CONSIGNA DE TRABAJO A:
Traduce al inglés esta oración del texto sobre cine de tema romano: «Mankiewicz adaptaba a Shakespeare en ‘Julio César’ (1953), con unos magistrales James Mason y Marlon Brando que aportaban toda su profundidad a la tragedia en sus personajes de Bruto y Marco Antonio.»
CONSIGNA DE TRABAJO B:
Indica si cada afirmación concuerda con el texto sobre cine de tema romano. Responde sí o no y cita las palabras del texto que lo deciden. (i) El alto coste de ‘Cleopatra’ se vio compensado por la asistencia del público. (ii) ‘Espartaco’ se basó en un guion de Dalton Trumbo. (iii) ‘Ben-Hur’ fue dirigida por Stanley Kubrick.
CONSIGNA DE TRABAJO C:
Continúa el texto sobre cine de tema romano a partir de su última oración.
╭─ TEXTO DEL EJERCICIO
Mankiewicz adaptaba a Shakespeare en ‘Julio César’ (1953), con unos magistrales
James Mason y Marlon Brando que aportaban toda su profundidad a la tragedia en
sus personajes de Bruto y Marco Antonio. Ese mismo Marco Antonio que el propio
Mankiewicz recuperará, una década más tarde, para su ‘Cleopatra’, cuyo
desmesurado coste no se vería compensado por la asistencia del público. Todo lo
contrario de lo que había sucedido en 1959 con ‘Ben-Hur’, de William Wyler, cuya
secuencia de la carrera de cuadrigas quedaría ya como referente en los anales
cinematográficos. Como, al año siguiente, ‘Espartaco’, donde, tras muchos
avatares, Stanley Kubrick –basándose en un espléndido guion de Dalton Trumbo–
ofrecería una visión diferente del universo romano, centrándose en la lucha contra
la esclavitud. Con gran poder de convicción, la personificaba un Kirk Douglas que
esta misma semana ha cumplido sus cien años de vida.
╰─
╭─ REGISTROS MOSTRADOS
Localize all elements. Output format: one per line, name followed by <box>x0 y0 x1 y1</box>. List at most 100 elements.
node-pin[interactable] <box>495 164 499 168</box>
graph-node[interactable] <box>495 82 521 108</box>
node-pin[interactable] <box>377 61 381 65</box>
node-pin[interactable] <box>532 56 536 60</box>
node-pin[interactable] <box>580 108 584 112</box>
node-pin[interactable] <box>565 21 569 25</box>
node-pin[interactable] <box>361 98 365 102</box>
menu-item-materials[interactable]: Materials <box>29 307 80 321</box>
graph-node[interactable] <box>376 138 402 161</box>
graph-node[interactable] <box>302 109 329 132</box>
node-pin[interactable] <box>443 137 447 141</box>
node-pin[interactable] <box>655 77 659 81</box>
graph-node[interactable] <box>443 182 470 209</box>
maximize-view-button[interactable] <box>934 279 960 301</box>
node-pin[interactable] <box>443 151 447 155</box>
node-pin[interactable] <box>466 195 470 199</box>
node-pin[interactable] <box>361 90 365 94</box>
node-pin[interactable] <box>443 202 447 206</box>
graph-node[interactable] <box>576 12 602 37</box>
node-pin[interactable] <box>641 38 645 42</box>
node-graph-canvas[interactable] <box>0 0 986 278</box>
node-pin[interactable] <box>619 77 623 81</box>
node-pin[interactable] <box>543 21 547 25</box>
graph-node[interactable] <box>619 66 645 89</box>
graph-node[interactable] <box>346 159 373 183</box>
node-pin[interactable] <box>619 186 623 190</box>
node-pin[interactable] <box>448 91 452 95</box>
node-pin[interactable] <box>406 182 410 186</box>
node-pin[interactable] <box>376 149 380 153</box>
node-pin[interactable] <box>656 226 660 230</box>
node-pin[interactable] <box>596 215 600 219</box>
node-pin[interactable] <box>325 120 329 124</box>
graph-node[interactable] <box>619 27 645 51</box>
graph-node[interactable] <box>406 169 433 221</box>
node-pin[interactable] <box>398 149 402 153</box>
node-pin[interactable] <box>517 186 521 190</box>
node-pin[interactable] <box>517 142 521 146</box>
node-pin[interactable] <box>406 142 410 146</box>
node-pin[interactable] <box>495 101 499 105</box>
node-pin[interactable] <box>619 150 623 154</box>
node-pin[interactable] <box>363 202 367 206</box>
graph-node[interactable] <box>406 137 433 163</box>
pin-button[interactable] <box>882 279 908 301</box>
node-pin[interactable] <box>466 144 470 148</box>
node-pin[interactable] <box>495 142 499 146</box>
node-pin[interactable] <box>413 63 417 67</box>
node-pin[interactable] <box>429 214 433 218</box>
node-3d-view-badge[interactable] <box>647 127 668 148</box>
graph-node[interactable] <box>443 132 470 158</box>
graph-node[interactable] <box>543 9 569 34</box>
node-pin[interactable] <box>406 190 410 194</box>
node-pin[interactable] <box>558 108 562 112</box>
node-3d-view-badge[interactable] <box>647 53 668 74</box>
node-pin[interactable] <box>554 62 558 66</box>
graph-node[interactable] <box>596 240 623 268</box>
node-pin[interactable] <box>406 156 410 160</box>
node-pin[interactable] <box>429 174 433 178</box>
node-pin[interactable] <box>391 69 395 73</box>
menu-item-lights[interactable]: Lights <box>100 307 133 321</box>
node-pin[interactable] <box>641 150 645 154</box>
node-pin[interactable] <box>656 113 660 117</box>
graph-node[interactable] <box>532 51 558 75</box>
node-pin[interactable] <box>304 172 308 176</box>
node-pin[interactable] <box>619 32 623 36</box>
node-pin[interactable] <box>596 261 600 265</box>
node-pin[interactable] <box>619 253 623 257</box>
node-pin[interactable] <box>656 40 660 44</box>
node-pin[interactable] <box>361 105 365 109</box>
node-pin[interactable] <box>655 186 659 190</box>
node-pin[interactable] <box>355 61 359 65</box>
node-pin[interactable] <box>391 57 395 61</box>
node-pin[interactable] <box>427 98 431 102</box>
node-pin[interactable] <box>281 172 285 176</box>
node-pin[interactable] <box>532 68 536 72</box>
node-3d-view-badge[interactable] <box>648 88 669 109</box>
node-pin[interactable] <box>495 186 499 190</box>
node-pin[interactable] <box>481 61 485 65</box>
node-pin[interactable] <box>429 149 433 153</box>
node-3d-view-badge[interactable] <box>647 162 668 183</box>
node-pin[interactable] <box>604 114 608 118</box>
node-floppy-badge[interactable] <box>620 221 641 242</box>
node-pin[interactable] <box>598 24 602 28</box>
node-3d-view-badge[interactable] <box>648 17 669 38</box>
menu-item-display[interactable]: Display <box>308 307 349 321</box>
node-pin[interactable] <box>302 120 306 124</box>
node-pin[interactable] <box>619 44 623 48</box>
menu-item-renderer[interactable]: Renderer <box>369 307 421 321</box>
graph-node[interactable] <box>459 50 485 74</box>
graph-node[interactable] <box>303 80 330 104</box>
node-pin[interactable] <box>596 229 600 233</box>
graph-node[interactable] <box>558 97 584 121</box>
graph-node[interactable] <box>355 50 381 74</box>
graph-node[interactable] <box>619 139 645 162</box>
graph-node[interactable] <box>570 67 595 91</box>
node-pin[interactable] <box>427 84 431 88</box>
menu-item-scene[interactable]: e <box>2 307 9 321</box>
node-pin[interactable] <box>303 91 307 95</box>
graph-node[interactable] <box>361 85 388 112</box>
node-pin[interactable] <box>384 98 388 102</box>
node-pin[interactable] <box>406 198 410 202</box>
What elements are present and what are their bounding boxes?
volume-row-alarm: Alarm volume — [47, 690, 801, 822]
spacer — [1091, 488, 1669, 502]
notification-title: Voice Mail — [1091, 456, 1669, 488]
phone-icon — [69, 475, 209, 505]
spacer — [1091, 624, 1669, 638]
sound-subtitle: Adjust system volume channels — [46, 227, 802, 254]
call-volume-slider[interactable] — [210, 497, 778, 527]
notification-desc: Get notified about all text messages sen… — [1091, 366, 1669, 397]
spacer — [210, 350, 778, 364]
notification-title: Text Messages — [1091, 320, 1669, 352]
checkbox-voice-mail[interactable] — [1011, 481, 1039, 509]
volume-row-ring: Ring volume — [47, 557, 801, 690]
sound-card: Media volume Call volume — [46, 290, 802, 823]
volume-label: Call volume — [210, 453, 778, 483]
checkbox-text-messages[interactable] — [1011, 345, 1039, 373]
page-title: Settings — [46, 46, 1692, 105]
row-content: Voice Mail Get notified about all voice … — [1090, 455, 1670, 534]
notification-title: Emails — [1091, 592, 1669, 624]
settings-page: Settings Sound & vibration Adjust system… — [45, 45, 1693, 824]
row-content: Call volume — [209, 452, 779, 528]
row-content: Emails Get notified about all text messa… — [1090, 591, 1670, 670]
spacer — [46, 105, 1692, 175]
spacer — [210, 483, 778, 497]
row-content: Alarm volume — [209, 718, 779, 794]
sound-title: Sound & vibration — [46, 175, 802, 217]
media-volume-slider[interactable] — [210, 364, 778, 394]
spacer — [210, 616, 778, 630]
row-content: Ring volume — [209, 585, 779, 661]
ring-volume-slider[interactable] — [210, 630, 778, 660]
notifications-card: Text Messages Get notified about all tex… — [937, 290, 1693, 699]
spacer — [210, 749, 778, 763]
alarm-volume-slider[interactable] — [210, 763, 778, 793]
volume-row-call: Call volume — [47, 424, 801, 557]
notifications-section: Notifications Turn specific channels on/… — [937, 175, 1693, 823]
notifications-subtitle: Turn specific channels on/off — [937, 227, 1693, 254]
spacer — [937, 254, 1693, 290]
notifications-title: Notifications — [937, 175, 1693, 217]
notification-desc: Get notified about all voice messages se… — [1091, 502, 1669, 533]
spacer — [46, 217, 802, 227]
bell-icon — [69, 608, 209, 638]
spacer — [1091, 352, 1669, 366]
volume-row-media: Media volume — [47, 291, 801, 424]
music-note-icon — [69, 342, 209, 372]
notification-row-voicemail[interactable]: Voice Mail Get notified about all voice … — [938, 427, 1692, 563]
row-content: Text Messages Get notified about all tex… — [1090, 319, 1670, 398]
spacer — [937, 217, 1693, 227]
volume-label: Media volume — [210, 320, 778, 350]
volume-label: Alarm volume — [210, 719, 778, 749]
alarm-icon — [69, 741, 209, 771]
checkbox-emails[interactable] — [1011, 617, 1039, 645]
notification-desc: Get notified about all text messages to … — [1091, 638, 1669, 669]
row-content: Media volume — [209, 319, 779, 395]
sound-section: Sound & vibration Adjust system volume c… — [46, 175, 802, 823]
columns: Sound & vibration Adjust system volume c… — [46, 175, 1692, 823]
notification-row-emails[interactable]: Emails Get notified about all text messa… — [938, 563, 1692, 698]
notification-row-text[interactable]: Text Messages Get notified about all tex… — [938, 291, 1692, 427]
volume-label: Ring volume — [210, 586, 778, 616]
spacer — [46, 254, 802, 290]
╰─
TU RESPUESTA A:
Mankiewicz adapted Shakespeare in 'Julius Caesar' (1953), with a masterful James Mason and Marlon Brando, who brought all their depth to the tragedy in their roles as Brutus and Mark Antony.

TU RESPUESTA B:
(i) No: «cuyo desmesurado coste no se vería compensado por la asistencia del público».
(ii) Sí: «basándose en un espléndido guion de Dalton Trumbo».
(iii) No: «‘Ben-Hur’, de William Wyler».

TU RESPUESTA C:
Kirk Douglas, en "Espartaco", de Stanley Kubrick (1960)
El citado fracaso de ‘Cleopatra’ y la tampoco entusiasta
acogida a ‘La caída del Imperio Romano’, producción de Samuel Bronston filmada
en 1964 cerca de Madrid y con un Anthony Mann ya en horas bajas, llevaron al
rápido declive de las “películas de romanos”. O, con mayor exactitud, a la
proliferación de los llamados “péplums”, films de bajo presupuesto, cuyo nombre
procede de una especie de túnicas –los peplos– que vestían más bien las
griegas. Estaban rodadas habitualmente en Italia (también en España)
aprovechando decorados de las superproducciones, y en ellas proliferaban sagas
de personajes como Hércules, Maciste o Ursus. Poco aportaron al género, salvo
una cierta diversión entre los espectadores por los muchos disparates de
ambientación y de documentación histórica que contenían, a menudo confundiendo
Roma con otras latitudes.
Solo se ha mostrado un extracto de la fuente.